* [Given instruction]
Copy out every record below, word for word.

— begin Records for the task —

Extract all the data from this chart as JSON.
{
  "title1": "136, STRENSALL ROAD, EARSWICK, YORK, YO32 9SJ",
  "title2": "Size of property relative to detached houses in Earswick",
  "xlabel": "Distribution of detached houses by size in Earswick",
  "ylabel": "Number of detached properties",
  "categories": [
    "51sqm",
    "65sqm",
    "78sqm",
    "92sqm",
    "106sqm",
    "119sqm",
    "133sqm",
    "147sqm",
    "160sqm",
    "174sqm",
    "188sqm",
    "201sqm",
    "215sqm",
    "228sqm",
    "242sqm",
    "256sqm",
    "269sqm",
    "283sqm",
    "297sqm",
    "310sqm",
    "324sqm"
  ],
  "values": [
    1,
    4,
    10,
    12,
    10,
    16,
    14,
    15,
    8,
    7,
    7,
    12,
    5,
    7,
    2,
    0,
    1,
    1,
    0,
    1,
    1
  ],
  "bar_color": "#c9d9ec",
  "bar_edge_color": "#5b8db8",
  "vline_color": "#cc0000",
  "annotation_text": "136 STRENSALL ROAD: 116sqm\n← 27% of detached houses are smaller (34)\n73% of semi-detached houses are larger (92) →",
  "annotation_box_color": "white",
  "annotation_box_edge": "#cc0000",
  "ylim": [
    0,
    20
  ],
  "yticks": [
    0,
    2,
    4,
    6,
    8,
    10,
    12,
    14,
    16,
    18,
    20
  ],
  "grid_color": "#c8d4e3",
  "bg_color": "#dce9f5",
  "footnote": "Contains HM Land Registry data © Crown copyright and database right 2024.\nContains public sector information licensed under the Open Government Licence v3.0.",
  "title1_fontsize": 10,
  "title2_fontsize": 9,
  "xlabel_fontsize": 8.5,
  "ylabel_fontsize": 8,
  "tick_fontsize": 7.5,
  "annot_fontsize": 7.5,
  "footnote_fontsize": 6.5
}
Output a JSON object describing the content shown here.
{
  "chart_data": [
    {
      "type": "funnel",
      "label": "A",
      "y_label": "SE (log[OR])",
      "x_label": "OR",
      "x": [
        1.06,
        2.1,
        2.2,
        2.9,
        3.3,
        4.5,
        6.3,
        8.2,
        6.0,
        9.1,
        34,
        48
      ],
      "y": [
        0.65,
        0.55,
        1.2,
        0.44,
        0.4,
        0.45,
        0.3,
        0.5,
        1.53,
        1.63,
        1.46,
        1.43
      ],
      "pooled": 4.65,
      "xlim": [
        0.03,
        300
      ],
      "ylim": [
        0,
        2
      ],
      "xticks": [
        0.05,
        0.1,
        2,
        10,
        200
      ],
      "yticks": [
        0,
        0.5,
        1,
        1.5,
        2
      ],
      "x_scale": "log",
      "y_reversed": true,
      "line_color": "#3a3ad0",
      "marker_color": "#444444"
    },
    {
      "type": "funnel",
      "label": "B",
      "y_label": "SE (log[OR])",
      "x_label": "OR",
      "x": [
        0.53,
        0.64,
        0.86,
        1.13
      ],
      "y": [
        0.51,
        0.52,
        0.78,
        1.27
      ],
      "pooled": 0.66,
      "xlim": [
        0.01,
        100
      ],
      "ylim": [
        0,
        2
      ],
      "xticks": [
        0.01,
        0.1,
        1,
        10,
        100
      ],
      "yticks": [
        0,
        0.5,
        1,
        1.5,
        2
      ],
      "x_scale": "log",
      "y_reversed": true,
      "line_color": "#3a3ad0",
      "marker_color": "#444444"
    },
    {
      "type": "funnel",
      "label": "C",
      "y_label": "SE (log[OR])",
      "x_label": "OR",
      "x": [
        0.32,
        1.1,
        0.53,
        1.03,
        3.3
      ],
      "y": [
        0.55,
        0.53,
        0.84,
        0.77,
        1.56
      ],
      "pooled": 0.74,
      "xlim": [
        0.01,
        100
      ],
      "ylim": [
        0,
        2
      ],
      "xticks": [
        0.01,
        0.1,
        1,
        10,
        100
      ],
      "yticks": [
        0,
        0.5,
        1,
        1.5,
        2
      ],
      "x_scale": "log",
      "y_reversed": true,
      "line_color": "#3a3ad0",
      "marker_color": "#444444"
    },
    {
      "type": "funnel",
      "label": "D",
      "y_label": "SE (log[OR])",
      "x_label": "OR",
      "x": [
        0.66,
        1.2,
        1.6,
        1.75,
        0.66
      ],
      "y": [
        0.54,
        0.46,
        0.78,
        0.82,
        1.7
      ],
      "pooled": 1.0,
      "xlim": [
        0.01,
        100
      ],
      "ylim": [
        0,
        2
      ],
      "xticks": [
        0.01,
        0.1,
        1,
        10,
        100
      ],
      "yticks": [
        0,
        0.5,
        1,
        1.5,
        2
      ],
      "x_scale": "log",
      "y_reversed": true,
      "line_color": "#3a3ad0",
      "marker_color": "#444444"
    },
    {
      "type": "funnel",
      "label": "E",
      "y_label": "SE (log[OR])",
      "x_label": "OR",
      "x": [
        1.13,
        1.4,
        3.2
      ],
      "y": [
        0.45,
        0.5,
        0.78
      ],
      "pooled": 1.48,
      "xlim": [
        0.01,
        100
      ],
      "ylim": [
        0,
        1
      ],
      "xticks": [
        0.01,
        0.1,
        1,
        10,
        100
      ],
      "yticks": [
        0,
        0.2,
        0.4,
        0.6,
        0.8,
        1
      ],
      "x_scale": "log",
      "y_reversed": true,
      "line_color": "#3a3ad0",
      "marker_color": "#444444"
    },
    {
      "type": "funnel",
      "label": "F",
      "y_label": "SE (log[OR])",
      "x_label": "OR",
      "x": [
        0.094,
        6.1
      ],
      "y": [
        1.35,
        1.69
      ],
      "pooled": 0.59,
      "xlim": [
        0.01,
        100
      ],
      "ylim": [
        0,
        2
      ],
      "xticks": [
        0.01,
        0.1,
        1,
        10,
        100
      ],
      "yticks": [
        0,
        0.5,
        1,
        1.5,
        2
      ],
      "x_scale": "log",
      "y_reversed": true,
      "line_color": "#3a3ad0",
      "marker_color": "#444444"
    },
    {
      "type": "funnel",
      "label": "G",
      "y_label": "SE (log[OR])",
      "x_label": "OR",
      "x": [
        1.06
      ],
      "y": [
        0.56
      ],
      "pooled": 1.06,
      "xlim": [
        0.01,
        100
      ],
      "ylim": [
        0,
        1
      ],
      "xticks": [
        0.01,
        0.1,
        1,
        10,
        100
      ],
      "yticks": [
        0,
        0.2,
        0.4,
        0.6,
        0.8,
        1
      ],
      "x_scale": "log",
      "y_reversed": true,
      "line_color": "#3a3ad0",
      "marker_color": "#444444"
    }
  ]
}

— end Records for the task —

* [Solution below]
Extract all the data from this chart as JSON.
{
  "title1": "136, STRENSALL ROAD, EARSWICK, YORK, YO32 9SJ",
  "title2": "Size of property relative to detached houses in Earswick",
  "xlabel": "Distribution of detached houses by size in Earswick",
  "ylabel": "Number of detached properties",
  "categories": [
    "51sqm",
    "65sqm",
    "78sqm",
    "92sqm",
    "106sqm",
    "119sqm",
    "133sqm",
    "147sqm",
    "160sqm",
    "174sqm",
    "188sqm",
    "201sqm",
    "215sqm",
    "228sqm",
    "242sqm",
    "256sqm",
    "269sqm",
    "283sqm",
    "297sqm",
    "310sqm",
    "324sqm"
  ],
  "values": [
    1,
    4,
    10,
    12,
    10,
    16,
    14,
    15,
    8,
    7,
    7,
    12,
    5,
    7,
    2,
    0,
    1,
    1,
    0,
    1,
    1
  ],
  "bar_color": "#c9d9ec",
  "bar_edge_color": "#5b8db8",
  "vline_color": "#cc0000",
  "annotation_text": "136 STRENSALL ROAD: 116sqm\n← 27% of detached houses are smaller (34)\n73% of semi-detached houses are larger (92) →",
  "annotation_box_color": "white",
  "annotation_box_edge": "#cc0000",
  "ylim": [
    0,
    20
  ],
  "yticks": [
    0,
    2,
    4,
    6,
    8,
    10,
    12,
    14,
    16,
    18,
    20
  ],
  "grid_color": "#c8d4e3",
  "bg_color": "#dce9f5",
  "footnote": "Contains HM Land Registry data © Crown copyright and database right 2024.\nContains public sector information licensed under the Open Government Licence v3.0.",
  "title1_fontsize": 10,
  "title2_fontsize": 9,
  "xlabel_fontsize": 8.5,
  "ylabel_fontsize": 8,
  "tick_fontsize": 7.5,
  "annot_fontsize": 7.5,
  "footnote_fontsize": 6.5
}
Output a JSON object describing the content shown here.
{
  "chart_data": [
    {
      "type": "funnel",
      "label": "A",
      "y_label": "SE (log[OR])",
      "x_label": "OR",
      "x": [
        1.06,
        2.1,
        2.2,
        2.9,
        3.3,
        4.5,
        6.3,
        8.2,
        6.0,
        9.1,
        34,
        48
      ],
      "y": [
        0.65,
        0.55,
        1.2,
        0.44,
        0.4,
        0.45,
        0.3,
        0.5,
        1.53,
        1.63,
        1.46,
        1.43
      ],
      "pooled": 4.65,
      "xlim": [
        0.03,
        300
      ],
      "ylim": [
        0,
        2
      ],
      "xticks": [
        0.05,
        0.1,
        2,
        10,
        200
      ],
      "yticks": [
        0,
        0.5,
        1,
        1.5,
        2
      ],
      "x_scale": "log",
      "y_reversed": true,
      "line_color": "#3a3ad0",
      "marker_color": "#444444"
    },
    {
      "type": "funnel",
      "label": "B",
      "y_label": "SE (log[OR])",
      "x_label": "OR",
      "x": [
        0.53,
        0.64,
        0.86,
        1.13
      ],
      "y": [
        0.51,
        0.52,
        0.78,
        1.27
      ],
      "pooled": 0.66,
      "xlim": [
        0.01,
        100
      ],
      "ylim": [
        0,
        2
      ],
      "xticks": [
        0.01,
        0.1,
        1,
        10,
        100
      ],
      "yticks": [
        0,
        0.5,
        1,
        1.5,
        2
      ],
      "x_scale": "log",
      "y_reversed": true,
      "line_color": "#3a3ad0",
      "marker_color": "#444444"
    },
    {
      "type": "funnel",
      "label": "C",
      "y_label": "SE (log[OR])",
      "x_label": "OR",
      "x": [
        0.32,
        1.1,
        0.53,
        1.03,
        3.3
      ],
      "y": [
        0.55,
        0.53,
        0.84,
        0.77,
        1.56
      ],
      "pooled": 0.74,
      "xlim": [
        0.01,
        100
      ],
      "ylim": [
        0,
        2
      ],
      "xticks": [
        0.01,
        0.1,
        1,
        10,
        100
      ],
      "yticks": [
        0,
        0.5,
        1,
        1.5,
        2
      ],
      "x_scale": "log",
      "y_reversed": true,
      "line_color": "#3a3ad0",
      "marker_color": "#444444"
    },
    {
      "type": "funnel",
      "label": "D",
      "y_label": "SE (log[OR])",
      "x_label": "OR",
      "x": [
        0.66,
        1.2,
        1.6,
        1.75,
        0.66
      ],
      "y": [
        0.54,
        0.46,
        0.78,
        0.82,
        1.7
      ],
      "pooled": 1.0,
      "xlim": [
        0.01,
        100
      ],
      "ylim": [
        0,
        2
      ],
      "xticks": [
        0.01,
        0.1,
        1,
        10,
        100
      ],
      "yticks": [
        0,
        0.5,
        1,
        1.5,
        2
      ],
      "x_scale": "log",
      "y_reversed": true,
      "line_color": "#3a3ad0",
      "marker_color": "#444444"
    },
    {
      "type": "funnel",
      "label": "E",
      "y_label": "SE (log[OR])",
      "x_label": "OR",
      "x": [
        1.13,
        1.4,
        3.2
      ],
      "y": [
        0.45,
        0.5,
        0.78
      ],
      "pooled": 1.48,
      "xlim": [
        0.01,
        100
      ],
      "ylim": [
        0,
        1
      ],
      "xticks": [
        0.01,
        0.1,
        1,
        10,
        100
      ],
      "yticks": [
        0,
        0.2,
        0.4,
        0.6,
        0.8,
        1
      ],
      "x_scale": "log",
      "y_reversed": true,
      "line_color": "#3a3ad0",
      "marker_color": "#444444"
    },
    {
      "type": "funnel",
      "label": "F",
      "y_label": "SE (log[OR])",
      "x_label": "OR",
      "x": [
        0.094,
        6.1
      ],
      "y": [
        1.35,
        1.69
      ],
      "pooled": 0.59,
      "xlim": [
        0.01,
        100
      ],
      "ylim": [
        0,
        2
      ],
      "xticks": [
        0.01,
        0.1,
        1,
        10,
        100
      ],
      "yticks": [
        0,
        0.5,
        1,
        1.5,
        2
      ],
      "x_scale": "log",
      "y_reversed": true,
      "line_color": "#3a3ad0",
      "marker_color": "#444444"
    },
    {
      "type": "funnel",
      "label": "G",
      "y_label": "SE (log[OR])",
      "x_label": "OR",
      "x": [
        1.06
      ],
      "y": [
        0.56
      ],
      "pooled": 1.06,
      "xlim": [
        0.01,
        100
      ],
      "ylim": [
        0,
        1
      ],
      "xticks": [
        0.01,
        0.1,
        1,
        10,
        100
      ],
      "yticks": [
        0,
        0.2,
        0.4,
        0.6,
        0.8,
        1
      ],
      "x_scale": "log",
      "y_reversed": true,
      "line_color": "#3a3ad0",
      "marker_color": "#444444"
    }
  ]
}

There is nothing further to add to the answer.